RECORDED INFORMATION:
___

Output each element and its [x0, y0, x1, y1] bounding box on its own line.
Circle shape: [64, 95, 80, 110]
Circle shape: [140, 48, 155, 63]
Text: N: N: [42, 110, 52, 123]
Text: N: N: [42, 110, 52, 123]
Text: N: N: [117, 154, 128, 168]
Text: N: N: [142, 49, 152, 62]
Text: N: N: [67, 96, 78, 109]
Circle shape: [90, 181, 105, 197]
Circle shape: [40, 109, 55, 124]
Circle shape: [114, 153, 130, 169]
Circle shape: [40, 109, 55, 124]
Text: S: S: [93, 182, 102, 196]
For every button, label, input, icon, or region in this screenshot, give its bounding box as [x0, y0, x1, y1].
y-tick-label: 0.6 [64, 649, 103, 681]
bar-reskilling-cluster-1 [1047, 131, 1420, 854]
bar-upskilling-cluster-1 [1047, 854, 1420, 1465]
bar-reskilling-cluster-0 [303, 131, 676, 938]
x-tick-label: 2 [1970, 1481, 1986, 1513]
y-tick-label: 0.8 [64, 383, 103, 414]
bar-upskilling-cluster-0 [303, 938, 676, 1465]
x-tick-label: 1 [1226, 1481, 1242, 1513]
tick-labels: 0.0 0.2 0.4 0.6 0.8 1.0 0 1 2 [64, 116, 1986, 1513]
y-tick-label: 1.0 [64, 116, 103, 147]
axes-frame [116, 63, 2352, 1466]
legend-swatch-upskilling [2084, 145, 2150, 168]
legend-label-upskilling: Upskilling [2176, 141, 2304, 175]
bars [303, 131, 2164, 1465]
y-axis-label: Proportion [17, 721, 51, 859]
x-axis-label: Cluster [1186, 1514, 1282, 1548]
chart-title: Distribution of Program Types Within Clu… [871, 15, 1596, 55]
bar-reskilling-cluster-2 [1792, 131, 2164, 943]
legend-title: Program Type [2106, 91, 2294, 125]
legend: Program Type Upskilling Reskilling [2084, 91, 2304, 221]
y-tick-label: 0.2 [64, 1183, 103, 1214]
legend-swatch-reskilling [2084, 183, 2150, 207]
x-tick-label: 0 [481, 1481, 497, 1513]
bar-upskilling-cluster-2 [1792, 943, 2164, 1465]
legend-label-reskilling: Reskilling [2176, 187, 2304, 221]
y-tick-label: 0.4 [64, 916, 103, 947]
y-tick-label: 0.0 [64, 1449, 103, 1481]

___

AIM OF THE EXERCISE: Copy every line of the records above without any changes.

ANSWER TO THE PROBLEM:
Output each element and its [x0, y0, x1, y1] bounding box on its own line.
Circle shape: [64, 95, 80, 110]
Circle shape: [140, 48, 155, 63]
Text: N: N: [42, 110, 52, 123]
Text: N: N: [42, 110, 52, 123]
Text: N: N: [117, 154, 128, 168]
Text: N: N: [142, 49, 152, 62]
Text: N: N: [67, 96, 78, 109]
Circle shape: [90, 181, 105, 197]
Circle shape: [40, 109, 55, 124]
Circle shape: [114, 153, 130, 169]
Circle shape: [40, 109, 55, 124]
Text: S: S: [93, 182, 102, 196]
For every button, label, input, icon, or region in this screenshot, give its bounding box as [x0, y0, x1, y1].
y-tick-label: 0.6 [64, 649, 103, 681]
bar-reskilling-cluster-1 [1047, 131, 1420, 854]
bar-upskilling-cluster-1 [1047, 854, 1420, 1465]
bar-reskilling-cluster-0 [303, 131, 676, 938]
x-tick-label: 2 [1970, 1481, 1986, 1513]
y-tick-label: 0.8 [64, 383, 103, 414]
bar-upskilling-cluster-0 [303, 938, 676, 1465]
x-tick-label: 1 [1226, 1481, 1242, 1513]
tick-labels: 0.0 0.2 0.4 0.6 0.8 1.0 0 1 2 [64, 116, 1986, 1513]
y-tick-label: 1.0 [64, 116, 103, 147]
axes-frame [116, 63, 2352, 1466]
legend-swatch-upskilling [2084, 145, 2150, 168]
legend-label-upskilling: Upskilling [2176, 141, 2304, 175]
bars [303, 131, 2164, 1465]
y-axis-label: Proportion [17, 721, 51, 859]
x-axis-label: Cluster [1186, 1514, 1282, 1548]
chart-title: Distribution of Program Types Within Clu… [871, 15, 1596, 55]
bar-reskilling-cluster-2 [1792, 131, 2164, 943]
legend-title: Program Type [2106, 91, 2294, 125]
legend: Program Type Upskilling Reskilling [2084, 91, 2304, 221]
y-tick-label: 0.2 [64, 1183, 103, 1214]
legend-swatch-reskilling [2084, 183, 2150, 207]
x-tick-label: 0 [481, 1481, 497, 1513]
bar-upskilling-cluster-2 [1792, 943, 2164, 1465]
legend-label-reskilling: Reskilling [2176, 187, 2304, 221]
y-tick-label: 0.4 [64, 916, 103, 947]
y-tick-label: 0.0 [64, 1449, 103, 1481]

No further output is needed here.